━━━━━ Listed entries

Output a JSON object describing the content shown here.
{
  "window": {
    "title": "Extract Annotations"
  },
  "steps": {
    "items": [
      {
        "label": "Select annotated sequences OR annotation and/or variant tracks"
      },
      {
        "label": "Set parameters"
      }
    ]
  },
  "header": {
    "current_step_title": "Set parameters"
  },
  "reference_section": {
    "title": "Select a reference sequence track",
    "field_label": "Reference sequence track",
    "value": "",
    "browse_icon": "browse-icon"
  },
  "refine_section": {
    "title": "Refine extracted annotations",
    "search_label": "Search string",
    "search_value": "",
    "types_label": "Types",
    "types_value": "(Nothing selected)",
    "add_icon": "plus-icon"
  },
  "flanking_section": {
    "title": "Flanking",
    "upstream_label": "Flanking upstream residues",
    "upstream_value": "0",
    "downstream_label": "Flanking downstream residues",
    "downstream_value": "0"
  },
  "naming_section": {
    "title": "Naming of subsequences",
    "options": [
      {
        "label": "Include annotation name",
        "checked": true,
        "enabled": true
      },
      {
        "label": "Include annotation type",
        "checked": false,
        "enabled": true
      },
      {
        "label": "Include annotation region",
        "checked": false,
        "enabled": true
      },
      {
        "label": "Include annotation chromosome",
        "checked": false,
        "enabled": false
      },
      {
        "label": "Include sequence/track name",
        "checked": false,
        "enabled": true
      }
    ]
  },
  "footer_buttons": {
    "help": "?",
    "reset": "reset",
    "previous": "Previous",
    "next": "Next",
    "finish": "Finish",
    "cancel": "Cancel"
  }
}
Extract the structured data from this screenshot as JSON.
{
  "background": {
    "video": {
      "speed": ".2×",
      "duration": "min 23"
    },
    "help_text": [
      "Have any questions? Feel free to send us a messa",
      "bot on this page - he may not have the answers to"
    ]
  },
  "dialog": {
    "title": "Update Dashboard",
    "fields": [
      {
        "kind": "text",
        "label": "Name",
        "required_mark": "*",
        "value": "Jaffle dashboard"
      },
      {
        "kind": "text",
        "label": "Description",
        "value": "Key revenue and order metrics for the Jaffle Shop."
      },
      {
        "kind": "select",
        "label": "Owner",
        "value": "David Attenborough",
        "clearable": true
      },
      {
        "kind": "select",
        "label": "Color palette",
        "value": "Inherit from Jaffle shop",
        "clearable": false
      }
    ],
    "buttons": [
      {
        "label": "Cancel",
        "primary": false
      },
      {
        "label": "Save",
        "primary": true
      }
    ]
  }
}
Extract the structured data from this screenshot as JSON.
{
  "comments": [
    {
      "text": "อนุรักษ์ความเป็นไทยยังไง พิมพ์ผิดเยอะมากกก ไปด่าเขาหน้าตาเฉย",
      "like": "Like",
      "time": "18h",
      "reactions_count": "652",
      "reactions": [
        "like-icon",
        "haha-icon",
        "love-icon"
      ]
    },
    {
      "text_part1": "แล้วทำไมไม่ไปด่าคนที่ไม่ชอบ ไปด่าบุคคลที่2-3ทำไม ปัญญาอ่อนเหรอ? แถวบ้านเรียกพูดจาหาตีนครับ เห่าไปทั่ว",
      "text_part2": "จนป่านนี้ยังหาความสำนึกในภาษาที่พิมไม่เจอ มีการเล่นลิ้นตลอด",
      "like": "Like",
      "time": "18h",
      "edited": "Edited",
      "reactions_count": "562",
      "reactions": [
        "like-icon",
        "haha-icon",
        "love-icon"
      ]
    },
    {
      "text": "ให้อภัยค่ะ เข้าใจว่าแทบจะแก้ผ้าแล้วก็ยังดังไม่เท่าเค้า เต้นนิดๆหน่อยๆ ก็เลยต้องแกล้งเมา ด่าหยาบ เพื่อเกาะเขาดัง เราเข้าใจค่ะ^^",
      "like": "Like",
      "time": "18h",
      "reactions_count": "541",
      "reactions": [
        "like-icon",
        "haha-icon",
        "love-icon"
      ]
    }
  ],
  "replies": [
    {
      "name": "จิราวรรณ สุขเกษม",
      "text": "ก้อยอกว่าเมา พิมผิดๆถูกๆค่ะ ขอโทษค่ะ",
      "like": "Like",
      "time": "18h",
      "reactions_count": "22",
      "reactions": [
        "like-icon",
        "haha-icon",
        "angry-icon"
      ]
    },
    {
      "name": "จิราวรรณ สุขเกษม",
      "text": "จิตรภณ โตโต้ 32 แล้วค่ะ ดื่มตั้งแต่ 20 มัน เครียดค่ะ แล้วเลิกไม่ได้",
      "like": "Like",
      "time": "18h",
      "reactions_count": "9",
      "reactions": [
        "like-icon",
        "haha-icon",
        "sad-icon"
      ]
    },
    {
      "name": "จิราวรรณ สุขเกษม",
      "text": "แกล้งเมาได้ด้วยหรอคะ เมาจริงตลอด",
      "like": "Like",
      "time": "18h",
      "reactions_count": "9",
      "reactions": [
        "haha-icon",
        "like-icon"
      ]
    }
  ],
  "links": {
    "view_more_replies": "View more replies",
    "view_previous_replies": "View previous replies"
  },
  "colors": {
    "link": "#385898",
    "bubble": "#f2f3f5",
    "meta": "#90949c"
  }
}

━━━━━━━━━━

- _Requirement_:
Find "parameters". Copy every line it occurs in.

- _Exercise response_:
        "label": "Set parameters"
    "current_step_title": "Set parameters"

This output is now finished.